> REQUIRED ACTION
Return every record below exactly.

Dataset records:

■ ■ ■

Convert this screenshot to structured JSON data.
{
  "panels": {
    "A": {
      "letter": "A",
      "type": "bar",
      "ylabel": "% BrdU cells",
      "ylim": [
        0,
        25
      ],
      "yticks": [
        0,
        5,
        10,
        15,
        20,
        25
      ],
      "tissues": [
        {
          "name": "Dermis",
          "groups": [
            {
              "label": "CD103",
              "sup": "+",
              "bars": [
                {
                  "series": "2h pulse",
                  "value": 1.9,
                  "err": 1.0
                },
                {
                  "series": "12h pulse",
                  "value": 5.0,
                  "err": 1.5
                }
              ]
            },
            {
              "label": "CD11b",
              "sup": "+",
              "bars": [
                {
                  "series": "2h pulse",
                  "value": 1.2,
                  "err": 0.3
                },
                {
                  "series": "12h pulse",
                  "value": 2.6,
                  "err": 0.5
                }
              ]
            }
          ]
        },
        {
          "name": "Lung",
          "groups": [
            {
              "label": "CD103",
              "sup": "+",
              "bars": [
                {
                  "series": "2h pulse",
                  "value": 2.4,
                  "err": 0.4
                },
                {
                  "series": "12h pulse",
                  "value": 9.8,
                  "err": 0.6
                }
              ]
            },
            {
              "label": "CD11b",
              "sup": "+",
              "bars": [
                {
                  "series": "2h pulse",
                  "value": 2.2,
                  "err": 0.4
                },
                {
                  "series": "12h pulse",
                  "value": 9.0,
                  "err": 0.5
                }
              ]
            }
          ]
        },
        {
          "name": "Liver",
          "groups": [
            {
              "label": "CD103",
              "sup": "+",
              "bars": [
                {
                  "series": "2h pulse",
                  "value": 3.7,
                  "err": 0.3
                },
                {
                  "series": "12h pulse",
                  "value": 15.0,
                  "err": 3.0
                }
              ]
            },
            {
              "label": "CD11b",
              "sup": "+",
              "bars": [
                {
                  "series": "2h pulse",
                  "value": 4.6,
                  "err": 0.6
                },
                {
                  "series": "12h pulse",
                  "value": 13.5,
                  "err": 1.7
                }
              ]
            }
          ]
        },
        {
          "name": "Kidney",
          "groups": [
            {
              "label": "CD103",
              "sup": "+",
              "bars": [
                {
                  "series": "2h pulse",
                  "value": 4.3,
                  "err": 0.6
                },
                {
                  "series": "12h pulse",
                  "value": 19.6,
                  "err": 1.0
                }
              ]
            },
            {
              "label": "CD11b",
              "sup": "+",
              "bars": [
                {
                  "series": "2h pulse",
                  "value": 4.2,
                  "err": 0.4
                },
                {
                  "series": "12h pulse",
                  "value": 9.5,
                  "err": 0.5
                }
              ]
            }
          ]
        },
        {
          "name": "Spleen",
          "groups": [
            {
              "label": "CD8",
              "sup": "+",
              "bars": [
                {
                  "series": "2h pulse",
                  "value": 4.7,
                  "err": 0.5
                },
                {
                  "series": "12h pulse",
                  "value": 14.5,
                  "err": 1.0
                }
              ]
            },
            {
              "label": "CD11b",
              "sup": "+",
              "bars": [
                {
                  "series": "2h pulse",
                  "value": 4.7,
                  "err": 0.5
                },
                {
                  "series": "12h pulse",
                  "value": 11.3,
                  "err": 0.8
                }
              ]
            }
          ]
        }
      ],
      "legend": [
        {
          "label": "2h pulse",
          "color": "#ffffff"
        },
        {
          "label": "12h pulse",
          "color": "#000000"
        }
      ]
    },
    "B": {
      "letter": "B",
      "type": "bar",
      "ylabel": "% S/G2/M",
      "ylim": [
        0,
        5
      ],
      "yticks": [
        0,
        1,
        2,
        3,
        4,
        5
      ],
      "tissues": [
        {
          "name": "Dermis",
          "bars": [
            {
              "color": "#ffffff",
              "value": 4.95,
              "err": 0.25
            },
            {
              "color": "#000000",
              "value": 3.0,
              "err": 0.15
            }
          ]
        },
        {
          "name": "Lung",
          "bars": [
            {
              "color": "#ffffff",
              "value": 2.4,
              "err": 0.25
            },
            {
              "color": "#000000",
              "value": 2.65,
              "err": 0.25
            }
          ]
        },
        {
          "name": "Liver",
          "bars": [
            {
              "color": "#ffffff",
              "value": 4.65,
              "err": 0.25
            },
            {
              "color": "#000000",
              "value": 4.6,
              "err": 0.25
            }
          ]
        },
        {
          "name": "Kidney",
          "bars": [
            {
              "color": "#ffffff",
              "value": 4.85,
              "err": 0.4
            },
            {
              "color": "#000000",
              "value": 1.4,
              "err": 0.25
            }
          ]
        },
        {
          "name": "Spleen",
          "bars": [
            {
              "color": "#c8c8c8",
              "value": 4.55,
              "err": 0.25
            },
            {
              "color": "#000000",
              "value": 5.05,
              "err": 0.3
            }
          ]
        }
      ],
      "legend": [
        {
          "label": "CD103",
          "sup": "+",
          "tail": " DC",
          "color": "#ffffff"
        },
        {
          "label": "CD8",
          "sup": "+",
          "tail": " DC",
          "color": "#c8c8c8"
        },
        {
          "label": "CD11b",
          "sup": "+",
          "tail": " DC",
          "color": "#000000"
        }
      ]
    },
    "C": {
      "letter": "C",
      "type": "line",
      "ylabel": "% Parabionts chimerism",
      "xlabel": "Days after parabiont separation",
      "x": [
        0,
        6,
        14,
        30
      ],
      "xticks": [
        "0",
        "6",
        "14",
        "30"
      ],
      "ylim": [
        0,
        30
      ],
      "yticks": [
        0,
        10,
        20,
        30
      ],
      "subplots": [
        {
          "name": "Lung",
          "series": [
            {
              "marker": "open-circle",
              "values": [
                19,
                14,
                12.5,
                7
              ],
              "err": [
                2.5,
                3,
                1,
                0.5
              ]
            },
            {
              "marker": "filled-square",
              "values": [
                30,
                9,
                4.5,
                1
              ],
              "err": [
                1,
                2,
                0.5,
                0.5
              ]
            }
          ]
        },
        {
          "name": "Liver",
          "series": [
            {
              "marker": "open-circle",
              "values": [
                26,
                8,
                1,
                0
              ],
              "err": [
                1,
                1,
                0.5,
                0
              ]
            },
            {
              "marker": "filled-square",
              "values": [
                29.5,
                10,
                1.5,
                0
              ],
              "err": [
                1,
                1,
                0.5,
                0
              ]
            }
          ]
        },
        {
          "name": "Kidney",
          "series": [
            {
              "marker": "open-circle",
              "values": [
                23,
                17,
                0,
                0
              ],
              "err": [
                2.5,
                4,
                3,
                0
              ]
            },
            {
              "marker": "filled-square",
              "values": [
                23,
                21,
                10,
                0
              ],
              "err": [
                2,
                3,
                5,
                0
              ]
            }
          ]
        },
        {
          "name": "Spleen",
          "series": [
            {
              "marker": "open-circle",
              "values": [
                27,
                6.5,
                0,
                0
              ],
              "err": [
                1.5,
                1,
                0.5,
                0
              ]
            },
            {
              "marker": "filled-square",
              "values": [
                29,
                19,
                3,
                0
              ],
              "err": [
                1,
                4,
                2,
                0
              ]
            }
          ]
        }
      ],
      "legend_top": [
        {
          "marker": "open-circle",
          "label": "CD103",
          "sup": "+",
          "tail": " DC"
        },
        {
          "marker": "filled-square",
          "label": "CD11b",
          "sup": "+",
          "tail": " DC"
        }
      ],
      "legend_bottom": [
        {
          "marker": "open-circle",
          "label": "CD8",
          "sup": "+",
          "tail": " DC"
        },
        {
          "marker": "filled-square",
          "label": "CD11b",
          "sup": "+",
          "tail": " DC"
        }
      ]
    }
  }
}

■ ■ ■

> SOLUTION
Convert this screenshot to structured JSON data.
{
  "panels": {
    "A": {
      "letter": "A",
      "type": "bar",
      "ylabel": "% BrdU cells",
      "ylim": [
        0,
        25
      ],
      "yticks": [
        0,
        5,
        10,
        15,
        20,
        25
      ],
      "tissues": [
        {
          "name": "Dermis",
          "groups": [
            {
              "label": "CD103",
              "sup": "+",
              "bars": [
                {
                  "series": "2h pulse",
                  "value": 1.9,
                  "err": 1.0
                },
                {
                  "series": "12h pulse",
                  "value": 5.0,
                  "err": 1.5
                }
              ]
            },
            {
              "label": "CD11b",
              "sup": "+",
              "bars": [
                {
                  "series": "2h pulse",
                  "value": 1.2,
                  "err": 0.3
                },
                {
                  "series": "12h pulse",
                  "value": 2.6,
                  "err": 0.5
                }
              ]
            }
          ]
        },
        {
          "name": "Lung",
          "groups": [
            {
              "label": "CD103",
              "sup": "+",
              "bars": [
                {
                  "series": "2h pulse",
                  "value": 2.4,
                  "err": 0.4
                },
                {
                  "series": "12h pulse",
                  "value": 9.8,
                  "err": 0.6
                }
              ]
            },
            {
              "label": "CD11b",
              "sup": "+",
              "bars": [
                {
                  "series": "2h pulse",
                  "value": 2.2,
                  "err": 0.4
                },
                {
                  "series": "12h pulse",
                  "value": 9.0,
                  "err": 0.5
                }
              ]
            }
          ]
        },
        {
          "name": "Liver",
          "groups": [
            {
              "label": "CD103",
              "sup": "+",
              "bars": [
                {
                  "series": "2h pulse",
                  "value": 3.7,
                  "err": 0.3
                },
                {
                  "series": "12h pulse",
                  "value": 15.0,
                  "err": 3.0
                }
              ]
            },
            {
              "label": "CD11b",
              "sup": "+",
              "bars": [
                {
                  "series": "2h pulse",
                  "value": 4.6,
                  "err": 0.6
                },
                {
                  "series": "12h pulse",
                  "value": 13.5,
                  "err": 1.7
                }
              ]
            }
          ]
        },
        {
          "name": "Kidney",
          "groups": [
            {
              "label": "CD103",
              "sup": "+",
              "bars": [
                {
                  "series": "2h pulse",
                  "value": 4.3,
                  "err": 0.6
                },
                {
                  "series": "12h pulse",
                  "value": 19.6,
                  "err": 1.0
                }
              ]
            },
            {
              "label": "CD11b",
              "sup": "+",
              "bars": [
                {
                  "series": "2h pulse",
                  "value": 4.2,
                  "err": 0.4
                },
                {
                  "series": "12h pulse",
                  "value": 9.5,
                  "err": 0.5
                }
              ]
            }
          ]
        },
        {
          "name": "Spleen",
          "groups": [
            {
              "label": "CD8",
              "sup": "+",
              "bars": [
                {
                  "series": "2h pulse",
                  "value": 4.7,
                  "err": 0.5
                },
                {
                  "series": "12h pulse",
                  "value": 14.5,
                  "err": 1.0
                }
              ]
            },
            {
              "label": "CD11b",
              "sup": "+",
              "bars": [
                {
                  "series": "2h pulse",
                  "value": 4.7,
                  "err": 0.5
                },
                {
                  "series": "12h pulse",
                  "value": 11.3,
                  "err": 0.8
                }
              ]
            }
          ]
        }
      ],
      "legend": [
        {
          "label": "2h pulse",
          "color": "#ffffff"
        },
        {
          "label": "12h pulse",
          "color": "#000000"
        }
      ]
    },
    "B": {
      "letter": "B",
      "type": "bar",
      "ylabel": "% S/G2/M",
      "ylim": [
        0,
        5
      ],
      "yticks": [
        0,
        1,
        2,
        3,
        4,
        5
      ],
      "tissues": [
        {
          "name": "Dermis",
          "bars": [
            {
              "color": "#ffffff",
              "value": 4.95,
              "err": 0.25
            },
            {
              "color": "#000000",
              "value": 3.0,
              "err": 0.15
            }
          ]
        },
        {
          "name": "Lung",
          "bars": [
            {
              "color": "#ffffff",
              "value": 2.4,
              "err": 0.25
            },
            {
              "color": "#000000",
              "value": 2.65,
              "err": 0.25
            }
          ]
        },
        {
          "name": "Liver",
          "bars": [
            {
              "color": "#ffffff",
              "value": 4.65,
              "err": 0.25
            },
            {
              "color": "#000000",
              "value": 4.6,
              "err": 0.25
            }
          ]
        },
        {
          "name": "Kidney",
          "bars": [
            {
              "color": "#ffffff",
              "value": 4.85,
              "err": 0.4
            },
            {
              "color": "#000000",
              "value": 1.4,
              "err": 0.25
            }
          ]
        },
        {
          "name": "Spleen",
          "bars": [
            {
              "color": "#c8c8c8",
              "value": 4.55,
              "err": 0.25
            },
            {
              "color": "#000000",
              "value": 5.05,
              "err": 0.3
            }
          ]
        }
      ],
      "legend": [
        {
          "label": "CD103",
          "sup": "+",
          "tail": " DC",
          "color": "#ffffff"
        },
        {
          "label": "CD8",
          "sup": "+",
          "tail": " DC",
          "color": "#c8c8c8"
        },
        {
          "label": "CD11b",
          "sup": "+",
          "tail": " DC",
          "color": "#000000"
        }
      ]
    },
    "C": {
      "letter": "C",
      "type": "line",
      "ylabel": "% Parabionts chimerism",
      "xlabel": "Days after parabiont separation",
      "x": [
        0,
        6,
        14,
        30
      ],
      "xticks": [
        "0",
        "6",
        "14",
        "30"
      ],
      "ylim": [
        0,
        30
      ],
      "yticks": [
        0,
        10,
        20,
        30
      ],
      "subplots": [
        {
          "name": "Lung",
          "series": [
            {
              "marker": "open-circle",
              "values": [
                19,
                14,
                12.5,
                7
              ],
              "err": [
                2.5,
                3,
                1,
                0.5
              ]
            },
            {
              "marker": "filled-square",
              "values": [
                30,
                9,
                4.5,
                1
              ],
              "err": [
                1,
                2,
                0.5,
                0.5
              ]
            }
          ]
        },
        {
          "name": "Liver",
          "series": [
            {
              "marker": "open-circle",
              "values": [
                26,
                8,
                1,
                0
              ],
              "err": [
                1,
                1,
                0.5,
                0
              ]
            },
            {
              "marker": "filled-square",
              "values": [
                29.5,
                10,
                1.5,
                0
              ],
              "err": [
                1,
                1,
                0.5,
                0
              ]
            }
          ]
        },
        {
          "name": "Kidney",
          "series": [
            {
              "marker": "open-circle",
              "values": [
                23,
                17,
                0,
                0
              ],
              "err": [
                2.5,
                4,
                3,
                0
              ]
            },
            {
              "marker": "filled-square",
              "values": [
                23,
                21,
                10,
                0
              ],
              "err": [
                2,
                3,
                5,
                0
              ]
            }
          ]
        },
        {
          "name": "Spleen",
          "series": [
            {
              "marker": "open-circle",
              "values": [
                27,
                6.5,
                0,
                0
              ],
              "err": [
                1.5,
                1,
                0.5,
                0
              ]
            },
            {
              "marker": "filled-square",
              "values": [
                29,
                19,
                3,
                0
              ],
              "err": [
                1,
                4,
                2,
                0
              ]
            }
          ]
        }
      ],
      "legend_top": [
        {
          "marker": "open-circle",
          "label": "CD103",
          "sup": "+",
          "tail": " DC"
        },
        {
          "marker": "filled-square",
          "label": "CD11b",
          "sup": "+",
          "tail": " DC"
        }
      ],
      "legend_bottom": [
        {
          "marker": "open-circle",
          "label": "CD8",
          "sup": "+",
          "tail": " DC"
        },
        {
          "marker": "filled-square",
          "label": "CD11b",
          "sup": "+",
          "tail": " DC"
        }
      ]
    }
  }
}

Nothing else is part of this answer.